BEGIN
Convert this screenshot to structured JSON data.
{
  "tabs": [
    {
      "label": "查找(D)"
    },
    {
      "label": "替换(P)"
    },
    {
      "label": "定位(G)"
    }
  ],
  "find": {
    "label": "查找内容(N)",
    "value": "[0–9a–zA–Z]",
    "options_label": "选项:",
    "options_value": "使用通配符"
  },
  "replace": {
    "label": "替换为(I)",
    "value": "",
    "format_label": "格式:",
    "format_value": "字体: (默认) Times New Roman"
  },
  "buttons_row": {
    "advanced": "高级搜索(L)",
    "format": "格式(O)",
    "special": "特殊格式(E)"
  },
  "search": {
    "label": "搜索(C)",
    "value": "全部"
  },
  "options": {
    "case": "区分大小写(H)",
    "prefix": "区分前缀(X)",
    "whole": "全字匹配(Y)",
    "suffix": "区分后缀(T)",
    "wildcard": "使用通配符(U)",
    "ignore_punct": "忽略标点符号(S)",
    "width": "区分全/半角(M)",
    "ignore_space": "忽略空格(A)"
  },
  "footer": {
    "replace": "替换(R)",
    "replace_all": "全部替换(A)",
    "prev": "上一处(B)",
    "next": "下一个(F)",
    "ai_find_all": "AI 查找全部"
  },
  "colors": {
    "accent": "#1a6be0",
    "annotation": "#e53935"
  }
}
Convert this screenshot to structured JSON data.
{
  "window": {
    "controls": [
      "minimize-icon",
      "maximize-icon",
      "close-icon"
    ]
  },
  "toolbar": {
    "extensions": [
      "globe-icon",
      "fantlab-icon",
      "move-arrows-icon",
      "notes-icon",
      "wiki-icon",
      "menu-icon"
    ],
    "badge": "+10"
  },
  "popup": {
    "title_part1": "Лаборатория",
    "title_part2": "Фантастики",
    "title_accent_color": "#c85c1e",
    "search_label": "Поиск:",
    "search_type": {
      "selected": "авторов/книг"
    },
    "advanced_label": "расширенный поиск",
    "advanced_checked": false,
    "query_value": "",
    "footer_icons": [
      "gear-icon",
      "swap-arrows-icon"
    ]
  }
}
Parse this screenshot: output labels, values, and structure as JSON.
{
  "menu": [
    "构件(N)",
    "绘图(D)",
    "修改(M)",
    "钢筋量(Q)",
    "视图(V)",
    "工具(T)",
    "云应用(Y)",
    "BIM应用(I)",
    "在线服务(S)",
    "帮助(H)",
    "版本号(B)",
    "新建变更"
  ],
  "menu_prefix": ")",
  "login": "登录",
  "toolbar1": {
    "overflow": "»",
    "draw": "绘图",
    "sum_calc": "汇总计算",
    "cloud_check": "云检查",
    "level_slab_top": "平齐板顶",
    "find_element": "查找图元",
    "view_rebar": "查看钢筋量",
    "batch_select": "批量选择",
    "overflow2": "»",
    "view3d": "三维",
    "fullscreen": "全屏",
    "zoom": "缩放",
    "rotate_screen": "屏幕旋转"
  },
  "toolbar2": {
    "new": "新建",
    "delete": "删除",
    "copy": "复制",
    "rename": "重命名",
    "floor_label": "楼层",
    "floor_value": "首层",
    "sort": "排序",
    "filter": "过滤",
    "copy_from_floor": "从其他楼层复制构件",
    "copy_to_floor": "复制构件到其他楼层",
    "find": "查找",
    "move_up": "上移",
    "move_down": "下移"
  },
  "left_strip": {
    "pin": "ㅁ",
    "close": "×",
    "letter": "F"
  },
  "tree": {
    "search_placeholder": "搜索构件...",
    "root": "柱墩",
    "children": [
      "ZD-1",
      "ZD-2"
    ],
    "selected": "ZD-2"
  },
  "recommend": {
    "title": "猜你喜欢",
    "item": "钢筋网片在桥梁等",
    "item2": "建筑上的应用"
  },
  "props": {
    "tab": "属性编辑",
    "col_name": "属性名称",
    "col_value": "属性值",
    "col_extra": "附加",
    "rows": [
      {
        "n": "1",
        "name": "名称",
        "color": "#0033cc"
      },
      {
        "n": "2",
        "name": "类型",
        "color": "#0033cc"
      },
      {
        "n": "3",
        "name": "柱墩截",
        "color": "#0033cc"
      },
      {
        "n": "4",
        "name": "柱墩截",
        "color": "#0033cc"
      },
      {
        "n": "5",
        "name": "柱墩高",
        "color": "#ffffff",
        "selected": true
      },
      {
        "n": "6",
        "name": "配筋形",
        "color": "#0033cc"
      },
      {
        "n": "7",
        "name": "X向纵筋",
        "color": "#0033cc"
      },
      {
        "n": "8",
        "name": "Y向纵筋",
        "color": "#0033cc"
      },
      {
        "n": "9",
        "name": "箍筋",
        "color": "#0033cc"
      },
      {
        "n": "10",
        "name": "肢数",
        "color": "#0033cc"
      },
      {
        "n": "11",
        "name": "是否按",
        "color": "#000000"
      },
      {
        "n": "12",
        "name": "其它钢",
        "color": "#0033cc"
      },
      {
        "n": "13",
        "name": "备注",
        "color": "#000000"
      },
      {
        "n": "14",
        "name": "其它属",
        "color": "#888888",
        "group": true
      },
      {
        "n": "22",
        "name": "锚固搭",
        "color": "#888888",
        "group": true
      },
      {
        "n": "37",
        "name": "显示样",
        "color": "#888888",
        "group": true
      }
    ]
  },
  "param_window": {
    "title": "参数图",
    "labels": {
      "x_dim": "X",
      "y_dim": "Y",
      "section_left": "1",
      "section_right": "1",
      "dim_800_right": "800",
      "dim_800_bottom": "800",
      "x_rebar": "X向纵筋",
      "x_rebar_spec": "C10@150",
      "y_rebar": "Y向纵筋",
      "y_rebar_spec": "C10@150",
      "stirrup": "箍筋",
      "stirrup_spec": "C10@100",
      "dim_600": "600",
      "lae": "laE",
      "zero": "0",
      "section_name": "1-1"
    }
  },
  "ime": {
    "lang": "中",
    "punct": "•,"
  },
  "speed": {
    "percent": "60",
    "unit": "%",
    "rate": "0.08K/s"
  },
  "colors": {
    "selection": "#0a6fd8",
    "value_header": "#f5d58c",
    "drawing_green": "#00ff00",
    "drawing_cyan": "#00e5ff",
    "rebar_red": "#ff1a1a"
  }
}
END
* Instructions for the task:
Repeat every line of the material exactly as given.

* Written response:
Convert this screenshot to structured JSON data.
{
  "tabs": [
    {
      "label": "查找(D)"
    },
    {
      "label": "替换(P)"
    },
    {
      "label": "定位(G)"
    }
  ],
  "find": {
    "label": "查找内容(N)",
    "value": "[0–9a–zA–Z]",
    "options_label": "选项:",
    "options_value": "使用通配符"
  },
  "replace": {
    "label": "替换为(I)",
    "value": "",
    "format_label": "格式:",
    "format_value": "字体: (默认) Times New Roman"
  },
  "buttons_row": {
    "advanced": "高级搜索(L)",
    "format": "格式(O)",
    "special": "特殊格式(E)"
  },
  "search": {
    "label": "搜索(C)",
    "value": "全部"
  },
  "options": {
    "case": "区分大小写(H)",
    "prefix": "区分前缀(X)",
    "whole": "全字匹配(Y)",
    "suffix": "区分后缀(T)",
    "wildcard": "使用通配符(U)",
    "ignore_punct": "忽略标点符号(S)",
    "width": "区分全/半角(M)",
    "ignore_space": "忽略空格(A)"
  },
  "footer": {
    "replace": "替换(R)",
    "replace_all": "全部替换(A)",
    "prev": "上一处(B)",
    "next": "下一个(F)",
    "ai_find_all": "AI 查找全部"
  },
  "colors": {
    "accent": "#1a6be0",
    "annotation": "#e53935"
  }
}
Convert this screenshot to structured JSON data.
{
  "window": {
    "controls": [
      "minimize-icon",
      "maximize-icon",
      "close-icon"
    ]
  },
  "toolbar": {
    "extensions": [
      "globe-icon",
      "fantlab-icon",
      "move-arrows-icon",
      "notes-icon",
      "wiki-icon",
      "menu-icon"
    ],
    "badge": "+10"
  },
  "popup": {
    "title_part1": "Лаборатория",
    "title_part2": "Фантастики",
    "title_accent_color": "#c85c1e",
    "search_label": "Поиск:",
    "search_type": {
      "selected": "авторов/книг"
    },
    "advanced_label": "расширенный поиск",
    "advanced_checked": false,
    "query_value": "",
    "footer_icons": [
      "gear-icon",
      "swap-arrows-icon"
    ]
  }
}
Parse this screenshot: output labels, values, and structure as JSON.
{
  "menu": [
    "构件(N)",
    "绘图(D)",
    "修改(M)",
    "钢筋量(Q)",
    "视图(V)",
    "工具(T)",
    "云应用(Y)",
    "BIM应用(I)",
    "在线服务(S)",
    "帮助(H)",
    "版本号(B)",
    "新建变更"
  ],
  "menu_prefix": ")",
  "login": "登录",
  "toolbar1": {
    "overflow": "»",
    "draw": "绘图",
    "sum_calc": "汇总计算",
    "cloud_check": "云检查",
    "level_slab_top": "平齐板顶",
    "find_element": "查找图元",
    "view_rebar": "查看钢筋量",
    "batch_select": "批量选择",
    "overflow2": "»",
    "view3d": "三维",
    "fullscreen": "全屏",
    "zoom": "缩放",
    "rotate_screen": "屏幕旋转"
  },
  "toolbar2": {
    "new": "新建",
    "delete": "删除",
    "copy": "复制",
    "rename": "重命名",
    "floor_label": "楼层",
    "floor_value": "首层",
    "sort": "排序",
    "filter": "过滤",
    "copy_from_floor": "从其他楼层复制构件",
    "copy_to_floor": "复制构件到其他楼层",
    "find": "查找",
    "move_up": "上移",
    "move_down": "下移"
  },
  "left_strip": {
    "pin": "ㅁ",
    "close": "×",
    "letter": "F"
  },
  "tree": {
    "search_placeholder": "搜索构件...",
    "root": "柱墩",
    "children": [
      "ZD-1",
      "ZD-2"
    ],
    "selected": "ZD-2"
  },
  "recommend": {
    "title": "猜你喜欢",
    "item": "钢筋网片在桥梁等",
    "item2": "建筑上的应用"
  },
  "props": {
    "tab": "属性编辑",
    "col_name": "属性名称",
    "col_value": "属性值",
    "col_extra": "附加",
    "rows": [
      {
        "n": "1",
        "name": "名称",
        "color": "#0033cc"
      },
      {
        "n": "2",
        "name": "类型",
        "color": "#0033cc"
      },
      {
        "n": "3",
        "name": "柱墩截",
        "color": "#0033cc"
      },
      {
        "n": "4",
        "name": "柱墩截",
        "color": "#0033cc"
      },
      {
        "n": "5",
        "name": "柱墩高",
        "color": "#ffffff",
        "selected": true
      },
      {
        "n": "6",
        "name": "配筋形",
        "color": "#0033cc"
      },
      {
        "n": "7",
        "name": "X向纵筋",
        "color": "#0033cc"
      },
      {
        "n": "8",
        "name": "Y向纵筋",
        "color": "#0033cc"
      },
      {
        "n": "9",
        "name": "箍筋",
        "color": "#0033cc"
      },
      {
        "n": "10",
        "name": "肢数",
        "color": "#0033cc"
      },
      {
        "n": "11",
        "name": "是否按",
        "color": "#000000"
      },
      {
        "n": "12",
        "name": "其它钢",
        "color": "#0033cc"
      },
      {
        "n": "13",
        "name": "备注",
        "color": "#000000"
      },
      {
        "n": "14",
        "name": "其它属",
        "color": "#888888",
        "group": true
      },
      {
        "n": "22",
        "name": "锚固搭",
        "color": "#888888",
        "group": true
      },
      {
        "n": "37",
        "name": "显示样",
        "color": "#888888",
        "group": true
      }
    ]
  },
  "param_window": {
    "title": "参数图",
    "labels": {
      "x_dim": "X",
      "y_dim": "Y",
      "section_left": "1",
      "section_right": "1",
      "dim_800_right": "800",
      "dim_800_bottom": "800",
      "x_rebar": "X向纵筋",
      "x_rebar_spec": "C10@150",
      "y_rebar": "Y向纵筋",
      "y_rebar_spec": "C10@150",
      "stirrup": "箍筋",
      "stirrup_spec": "C10@100",
      "dim_600": "600",
      "lae": "laE",
      "zero": "0",
      "section_name": "1-1"
    }
  },
  "ime": {
    "lang": "中",
    "punct": "•,"
  },
  "speed": {
    "percent": "60",
    "unit": "%",
    "rate": "0.08K/s"
  },
  "colors": {
    "selection": "#0a6fd8",
    "value_header": "#f5d58c",
    "drawing_green": "#00ff00",
    "drawing_cyan": "#00e5ff",
    "rebar_red": "#ff1a1a"
  }
}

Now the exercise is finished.